··· RECORD LIST ···

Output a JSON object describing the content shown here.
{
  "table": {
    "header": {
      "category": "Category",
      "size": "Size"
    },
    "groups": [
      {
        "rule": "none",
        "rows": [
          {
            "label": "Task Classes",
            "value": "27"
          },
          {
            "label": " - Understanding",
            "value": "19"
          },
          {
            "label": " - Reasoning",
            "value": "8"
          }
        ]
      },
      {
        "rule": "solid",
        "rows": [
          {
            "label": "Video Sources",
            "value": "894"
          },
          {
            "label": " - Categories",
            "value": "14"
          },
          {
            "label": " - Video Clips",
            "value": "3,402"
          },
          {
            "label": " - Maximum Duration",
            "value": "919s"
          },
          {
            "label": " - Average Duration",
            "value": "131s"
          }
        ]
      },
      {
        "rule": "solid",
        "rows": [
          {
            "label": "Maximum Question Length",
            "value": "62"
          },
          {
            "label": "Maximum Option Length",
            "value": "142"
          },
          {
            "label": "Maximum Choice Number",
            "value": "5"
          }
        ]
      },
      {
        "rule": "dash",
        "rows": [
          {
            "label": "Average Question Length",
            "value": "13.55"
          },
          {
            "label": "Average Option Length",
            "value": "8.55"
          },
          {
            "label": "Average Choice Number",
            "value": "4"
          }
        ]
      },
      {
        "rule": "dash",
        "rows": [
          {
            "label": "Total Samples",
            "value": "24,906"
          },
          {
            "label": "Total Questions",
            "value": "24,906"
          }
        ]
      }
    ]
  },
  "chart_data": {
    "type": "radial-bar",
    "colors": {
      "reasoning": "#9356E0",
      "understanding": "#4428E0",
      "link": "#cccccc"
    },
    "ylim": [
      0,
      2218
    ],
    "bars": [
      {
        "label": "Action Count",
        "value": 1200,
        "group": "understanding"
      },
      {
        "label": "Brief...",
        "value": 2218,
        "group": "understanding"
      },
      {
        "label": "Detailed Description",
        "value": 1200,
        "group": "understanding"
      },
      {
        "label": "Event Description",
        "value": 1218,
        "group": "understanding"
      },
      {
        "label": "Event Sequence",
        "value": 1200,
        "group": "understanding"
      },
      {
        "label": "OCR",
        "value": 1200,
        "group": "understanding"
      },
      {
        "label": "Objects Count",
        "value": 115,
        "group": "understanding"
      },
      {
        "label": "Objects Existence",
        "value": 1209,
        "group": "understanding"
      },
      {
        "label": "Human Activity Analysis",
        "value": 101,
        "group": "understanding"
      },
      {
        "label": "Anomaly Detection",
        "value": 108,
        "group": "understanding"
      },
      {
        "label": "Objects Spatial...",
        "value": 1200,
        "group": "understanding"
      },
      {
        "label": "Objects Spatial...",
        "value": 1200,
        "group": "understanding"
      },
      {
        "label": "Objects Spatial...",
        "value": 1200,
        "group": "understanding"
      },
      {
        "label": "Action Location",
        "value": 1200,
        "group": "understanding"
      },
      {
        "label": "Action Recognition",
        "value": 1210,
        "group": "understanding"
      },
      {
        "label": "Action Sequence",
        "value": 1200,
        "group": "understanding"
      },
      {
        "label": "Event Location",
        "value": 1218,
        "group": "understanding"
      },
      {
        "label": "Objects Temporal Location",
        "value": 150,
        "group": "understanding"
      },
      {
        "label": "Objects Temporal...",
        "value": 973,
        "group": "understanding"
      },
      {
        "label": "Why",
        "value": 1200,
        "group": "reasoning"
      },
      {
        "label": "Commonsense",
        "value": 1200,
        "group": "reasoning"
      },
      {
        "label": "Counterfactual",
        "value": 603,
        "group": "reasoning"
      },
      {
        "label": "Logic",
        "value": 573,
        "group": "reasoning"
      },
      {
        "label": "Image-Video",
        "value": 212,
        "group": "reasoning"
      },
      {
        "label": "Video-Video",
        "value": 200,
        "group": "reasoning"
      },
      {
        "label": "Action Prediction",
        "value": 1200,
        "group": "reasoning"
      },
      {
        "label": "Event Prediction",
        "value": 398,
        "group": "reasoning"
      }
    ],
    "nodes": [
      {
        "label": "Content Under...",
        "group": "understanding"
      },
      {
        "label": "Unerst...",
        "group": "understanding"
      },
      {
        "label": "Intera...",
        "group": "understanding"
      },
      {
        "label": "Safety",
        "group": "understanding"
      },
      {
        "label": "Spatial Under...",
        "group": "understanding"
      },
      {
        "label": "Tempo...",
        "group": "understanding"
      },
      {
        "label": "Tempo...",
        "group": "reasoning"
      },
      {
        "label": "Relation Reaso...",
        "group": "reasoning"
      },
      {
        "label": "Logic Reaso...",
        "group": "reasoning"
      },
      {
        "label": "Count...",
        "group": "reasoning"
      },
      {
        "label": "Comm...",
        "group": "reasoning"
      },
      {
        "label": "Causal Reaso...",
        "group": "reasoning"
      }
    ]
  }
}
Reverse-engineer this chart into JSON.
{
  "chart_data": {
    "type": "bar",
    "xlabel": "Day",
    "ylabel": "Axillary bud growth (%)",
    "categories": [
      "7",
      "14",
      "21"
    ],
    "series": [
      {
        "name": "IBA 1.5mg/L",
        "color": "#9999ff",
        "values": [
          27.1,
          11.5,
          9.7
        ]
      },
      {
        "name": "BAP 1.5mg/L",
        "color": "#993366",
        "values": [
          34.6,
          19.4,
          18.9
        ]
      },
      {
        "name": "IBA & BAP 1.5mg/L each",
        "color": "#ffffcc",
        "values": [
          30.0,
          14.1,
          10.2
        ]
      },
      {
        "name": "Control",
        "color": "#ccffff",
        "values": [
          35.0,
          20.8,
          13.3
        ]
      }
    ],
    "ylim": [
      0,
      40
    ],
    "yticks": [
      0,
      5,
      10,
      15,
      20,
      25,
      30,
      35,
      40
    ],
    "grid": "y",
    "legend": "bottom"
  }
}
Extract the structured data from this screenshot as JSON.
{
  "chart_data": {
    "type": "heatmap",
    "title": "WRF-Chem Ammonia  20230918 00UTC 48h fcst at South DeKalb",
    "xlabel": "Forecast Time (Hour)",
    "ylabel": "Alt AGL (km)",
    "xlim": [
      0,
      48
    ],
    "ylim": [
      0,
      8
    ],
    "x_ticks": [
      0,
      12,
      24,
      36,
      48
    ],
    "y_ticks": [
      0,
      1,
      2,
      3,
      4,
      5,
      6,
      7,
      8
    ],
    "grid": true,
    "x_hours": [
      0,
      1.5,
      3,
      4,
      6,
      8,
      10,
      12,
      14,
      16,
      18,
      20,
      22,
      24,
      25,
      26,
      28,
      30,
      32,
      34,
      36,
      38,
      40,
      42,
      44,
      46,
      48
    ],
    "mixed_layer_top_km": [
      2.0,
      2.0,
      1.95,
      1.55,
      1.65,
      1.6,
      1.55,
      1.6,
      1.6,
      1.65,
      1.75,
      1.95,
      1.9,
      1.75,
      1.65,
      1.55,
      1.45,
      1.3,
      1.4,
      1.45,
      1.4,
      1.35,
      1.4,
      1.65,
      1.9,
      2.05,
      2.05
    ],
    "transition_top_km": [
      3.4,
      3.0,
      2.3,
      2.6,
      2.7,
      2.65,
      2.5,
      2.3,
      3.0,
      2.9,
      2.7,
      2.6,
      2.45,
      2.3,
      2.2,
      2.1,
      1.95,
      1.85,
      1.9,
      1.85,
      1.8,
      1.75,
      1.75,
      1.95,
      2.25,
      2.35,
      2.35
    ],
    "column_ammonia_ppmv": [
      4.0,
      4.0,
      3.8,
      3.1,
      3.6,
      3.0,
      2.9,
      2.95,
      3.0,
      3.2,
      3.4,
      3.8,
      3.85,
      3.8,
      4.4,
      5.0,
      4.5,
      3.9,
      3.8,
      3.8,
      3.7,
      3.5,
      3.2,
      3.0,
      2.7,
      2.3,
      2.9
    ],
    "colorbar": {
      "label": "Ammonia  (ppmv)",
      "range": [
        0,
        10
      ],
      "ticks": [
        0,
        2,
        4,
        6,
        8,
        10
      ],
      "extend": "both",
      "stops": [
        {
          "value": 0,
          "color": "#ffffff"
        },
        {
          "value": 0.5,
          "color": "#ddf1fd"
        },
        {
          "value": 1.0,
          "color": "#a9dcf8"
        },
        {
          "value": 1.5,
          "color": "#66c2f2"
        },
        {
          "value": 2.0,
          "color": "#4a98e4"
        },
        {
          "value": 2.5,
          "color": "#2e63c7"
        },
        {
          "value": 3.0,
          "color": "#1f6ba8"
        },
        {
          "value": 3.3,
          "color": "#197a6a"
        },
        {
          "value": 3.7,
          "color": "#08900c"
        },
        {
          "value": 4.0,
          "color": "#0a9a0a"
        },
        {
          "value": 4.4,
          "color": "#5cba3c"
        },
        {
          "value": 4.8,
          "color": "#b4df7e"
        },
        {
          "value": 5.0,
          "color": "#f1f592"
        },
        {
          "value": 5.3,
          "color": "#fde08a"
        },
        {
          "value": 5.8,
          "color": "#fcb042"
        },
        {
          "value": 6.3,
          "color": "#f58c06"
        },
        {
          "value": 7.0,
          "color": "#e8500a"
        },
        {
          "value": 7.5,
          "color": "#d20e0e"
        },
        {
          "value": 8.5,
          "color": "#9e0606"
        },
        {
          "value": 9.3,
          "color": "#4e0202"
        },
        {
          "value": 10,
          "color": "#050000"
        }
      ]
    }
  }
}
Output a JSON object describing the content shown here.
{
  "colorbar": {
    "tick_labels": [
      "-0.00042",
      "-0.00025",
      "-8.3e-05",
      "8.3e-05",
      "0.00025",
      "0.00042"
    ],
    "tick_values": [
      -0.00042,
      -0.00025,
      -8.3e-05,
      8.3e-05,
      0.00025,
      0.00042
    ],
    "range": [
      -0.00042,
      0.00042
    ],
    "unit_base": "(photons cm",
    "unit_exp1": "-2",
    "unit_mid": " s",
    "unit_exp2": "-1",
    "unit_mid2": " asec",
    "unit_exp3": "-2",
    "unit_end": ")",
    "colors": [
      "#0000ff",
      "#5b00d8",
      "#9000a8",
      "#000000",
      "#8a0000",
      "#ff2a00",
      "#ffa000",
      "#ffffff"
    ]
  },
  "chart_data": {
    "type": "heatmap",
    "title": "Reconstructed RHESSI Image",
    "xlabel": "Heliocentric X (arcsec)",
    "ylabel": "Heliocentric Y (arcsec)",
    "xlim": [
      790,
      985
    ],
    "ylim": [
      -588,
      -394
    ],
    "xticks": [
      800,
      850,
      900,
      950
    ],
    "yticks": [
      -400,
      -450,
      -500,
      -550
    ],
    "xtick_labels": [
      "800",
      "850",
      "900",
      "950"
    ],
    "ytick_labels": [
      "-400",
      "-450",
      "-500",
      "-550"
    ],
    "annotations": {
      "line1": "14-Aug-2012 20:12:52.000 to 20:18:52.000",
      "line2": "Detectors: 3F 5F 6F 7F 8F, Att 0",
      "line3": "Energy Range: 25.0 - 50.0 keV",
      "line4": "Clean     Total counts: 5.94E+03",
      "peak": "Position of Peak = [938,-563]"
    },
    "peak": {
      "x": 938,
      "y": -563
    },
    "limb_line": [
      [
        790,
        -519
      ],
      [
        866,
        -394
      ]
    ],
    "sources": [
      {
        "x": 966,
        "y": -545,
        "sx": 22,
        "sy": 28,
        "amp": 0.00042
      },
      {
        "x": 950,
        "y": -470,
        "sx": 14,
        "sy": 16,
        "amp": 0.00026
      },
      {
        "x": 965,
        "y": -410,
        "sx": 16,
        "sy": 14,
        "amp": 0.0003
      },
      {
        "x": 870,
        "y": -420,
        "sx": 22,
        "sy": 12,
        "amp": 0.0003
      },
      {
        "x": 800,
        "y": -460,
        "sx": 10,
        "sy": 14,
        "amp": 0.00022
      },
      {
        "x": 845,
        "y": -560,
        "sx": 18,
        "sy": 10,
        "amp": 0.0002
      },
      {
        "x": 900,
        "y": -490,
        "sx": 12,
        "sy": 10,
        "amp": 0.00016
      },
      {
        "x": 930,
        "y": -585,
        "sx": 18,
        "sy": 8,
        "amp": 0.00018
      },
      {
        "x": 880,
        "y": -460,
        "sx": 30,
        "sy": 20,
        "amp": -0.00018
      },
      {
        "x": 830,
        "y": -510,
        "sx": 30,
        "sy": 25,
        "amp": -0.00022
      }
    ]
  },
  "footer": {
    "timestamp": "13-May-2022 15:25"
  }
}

···

GOAL – Filter the data, keeping only the lines that contain "Event".

SOLUTION –
        "label": "Event Description",
        "label": "Event Sequence",
        "label": "Event Location",
        "label": "Event Prediction",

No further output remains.